» **Aim**:
Find the string "这一规定" in the data, then copy every line where it is found.

» **Material for the task**:

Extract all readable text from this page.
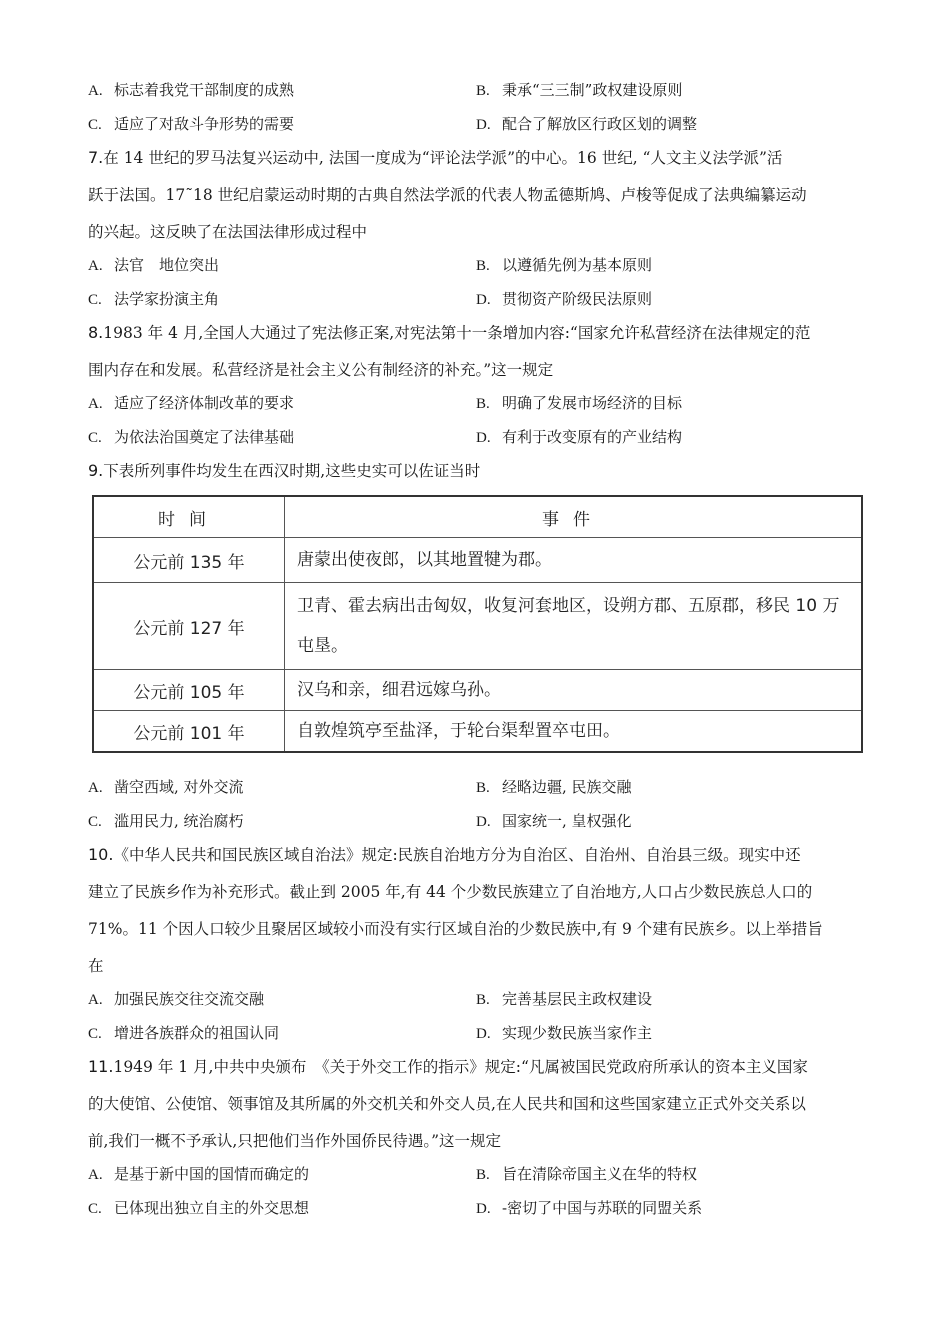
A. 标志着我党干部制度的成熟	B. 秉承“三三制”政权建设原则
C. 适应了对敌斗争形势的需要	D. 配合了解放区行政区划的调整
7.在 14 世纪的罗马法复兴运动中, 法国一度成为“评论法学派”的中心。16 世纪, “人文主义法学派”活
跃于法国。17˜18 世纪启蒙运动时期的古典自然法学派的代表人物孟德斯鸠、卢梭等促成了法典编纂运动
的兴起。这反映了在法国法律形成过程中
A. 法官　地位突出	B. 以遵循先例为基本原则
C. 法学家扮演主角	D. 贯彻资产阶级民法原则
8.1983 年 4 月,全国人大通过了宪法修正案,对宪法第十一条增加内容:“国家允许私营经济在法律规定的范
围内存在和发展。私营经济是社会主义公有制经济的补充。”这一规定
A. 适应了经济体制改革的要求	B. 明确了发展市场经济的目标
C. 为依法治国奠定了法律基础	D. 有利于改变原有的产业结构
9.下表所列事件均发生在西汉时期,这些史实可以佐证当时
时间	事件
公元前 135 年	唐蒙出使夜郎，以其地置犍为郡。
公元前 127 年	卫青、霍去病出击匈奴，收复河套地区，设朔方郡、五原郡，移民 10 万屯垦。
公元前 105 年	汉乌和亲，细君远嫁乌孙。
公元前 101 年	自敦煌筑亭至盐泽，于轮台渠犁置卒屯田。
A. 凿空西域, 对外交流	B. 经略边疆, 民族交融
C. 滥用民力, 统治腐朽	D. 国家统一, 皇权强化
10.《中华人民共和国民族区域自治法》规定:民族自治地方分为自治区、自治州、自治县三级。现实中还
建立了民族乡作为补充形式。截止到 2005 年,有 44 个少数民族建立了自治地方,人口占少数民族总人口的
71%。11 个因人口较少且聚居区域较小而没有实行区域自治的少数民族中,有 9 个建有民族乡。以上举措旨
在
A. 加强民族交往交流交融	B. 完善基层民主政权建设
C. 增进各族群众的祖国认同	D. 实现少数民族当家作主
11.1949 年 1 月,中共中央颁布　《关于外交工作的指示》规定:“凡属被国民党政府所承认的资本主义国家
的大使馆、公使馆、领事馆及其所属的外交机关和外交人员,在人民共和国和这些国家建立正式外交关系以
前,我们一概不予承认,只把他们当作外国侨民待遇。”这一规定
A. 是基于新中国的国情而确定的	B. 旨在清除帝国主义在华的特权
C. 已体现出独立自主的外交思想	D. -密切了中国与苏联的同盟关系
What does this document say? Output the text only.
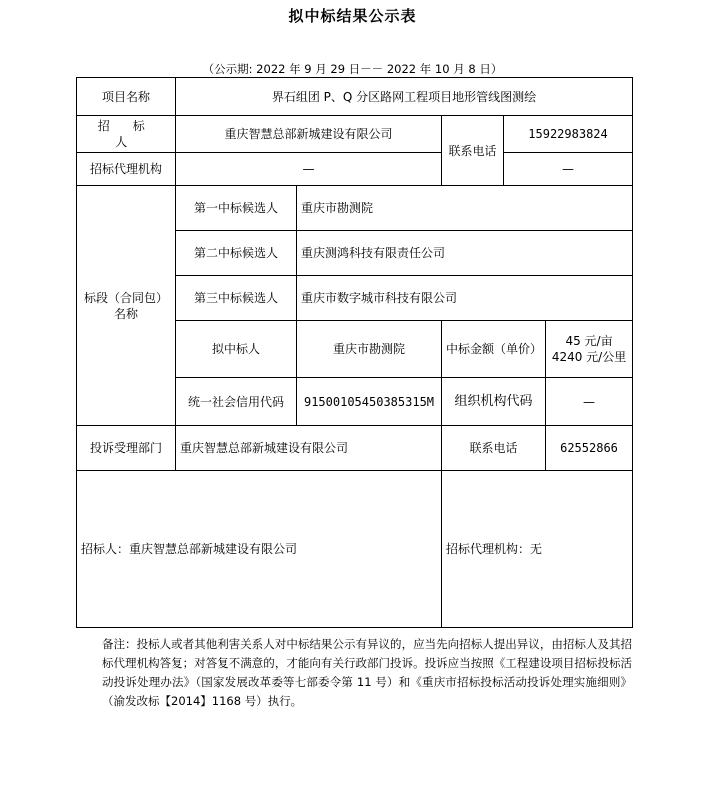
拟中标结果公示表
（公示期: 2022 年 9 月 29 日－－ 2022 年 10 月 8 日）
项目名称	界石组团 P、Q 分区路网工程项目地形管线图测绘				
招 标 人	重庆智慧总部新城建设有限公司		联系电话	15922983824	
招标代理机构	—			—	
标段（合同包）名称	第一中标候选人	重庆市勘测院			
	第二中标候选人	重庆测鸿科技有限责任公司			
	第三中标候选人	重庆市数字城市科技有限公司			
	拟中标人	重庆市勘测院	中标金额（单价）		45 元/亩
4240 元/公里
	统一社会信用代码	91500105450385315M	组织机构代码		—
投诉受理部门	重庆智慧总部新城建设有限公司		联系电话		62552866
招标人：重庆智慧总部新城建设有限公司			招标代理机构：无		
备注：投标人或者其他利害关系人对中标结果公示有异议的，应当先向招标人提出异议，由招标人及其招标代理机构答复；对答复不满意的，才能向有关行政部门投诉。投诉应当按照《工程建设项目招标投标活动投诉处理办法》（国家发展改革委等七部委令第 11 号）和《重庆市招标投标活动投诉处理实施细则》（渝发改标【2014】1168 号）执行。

--

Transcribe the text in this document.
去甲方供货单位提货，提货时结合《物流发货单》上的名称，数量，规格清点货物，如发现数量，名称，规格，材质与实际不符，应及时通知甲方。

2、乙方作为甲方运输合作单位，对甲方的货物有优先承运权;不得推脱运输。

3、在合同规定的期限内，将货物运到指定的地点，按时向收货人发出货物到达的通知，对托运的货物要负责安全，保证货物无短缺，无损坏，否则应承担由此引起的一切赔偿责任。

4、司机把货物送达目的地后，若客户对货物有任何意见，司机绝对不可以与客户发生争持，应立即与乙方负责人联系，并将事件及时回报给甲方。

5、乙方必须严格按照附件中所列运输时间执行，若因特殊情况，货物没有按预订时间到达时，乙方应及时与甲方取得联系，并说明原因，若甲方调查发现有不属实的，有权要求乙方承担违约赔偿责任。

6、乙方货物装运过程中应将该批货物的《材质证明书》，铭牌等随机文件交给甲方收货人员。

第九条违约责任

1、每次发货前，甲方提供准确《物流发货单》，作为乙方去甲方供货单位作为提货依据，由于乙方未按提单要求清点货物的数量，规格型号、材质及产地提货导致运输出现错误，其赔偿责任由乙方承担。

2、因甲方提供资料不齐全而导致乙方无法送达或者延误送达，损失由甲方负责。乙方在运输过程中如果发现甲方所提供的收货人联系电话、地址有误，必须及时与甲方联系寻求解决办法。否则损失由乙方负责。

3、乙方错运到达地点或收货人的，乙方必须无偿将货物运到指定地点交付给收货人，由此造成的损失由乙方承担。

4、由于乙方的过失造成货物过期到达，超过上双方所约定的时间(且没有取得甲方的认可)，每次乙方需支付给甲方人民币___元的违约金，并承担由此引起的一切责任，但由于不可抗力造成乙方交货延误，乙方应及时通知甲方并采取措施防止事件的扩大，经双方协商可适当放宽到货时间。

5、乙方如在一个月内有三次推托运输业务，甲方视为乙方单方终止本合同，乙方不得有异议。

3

» **Response for this exercise**:
围内存在和发展。私营经济是社会主义公有制经济的补充。”这一规定
前,我们一概不予承认,只把他们当作外国侨民待遇。”这一规定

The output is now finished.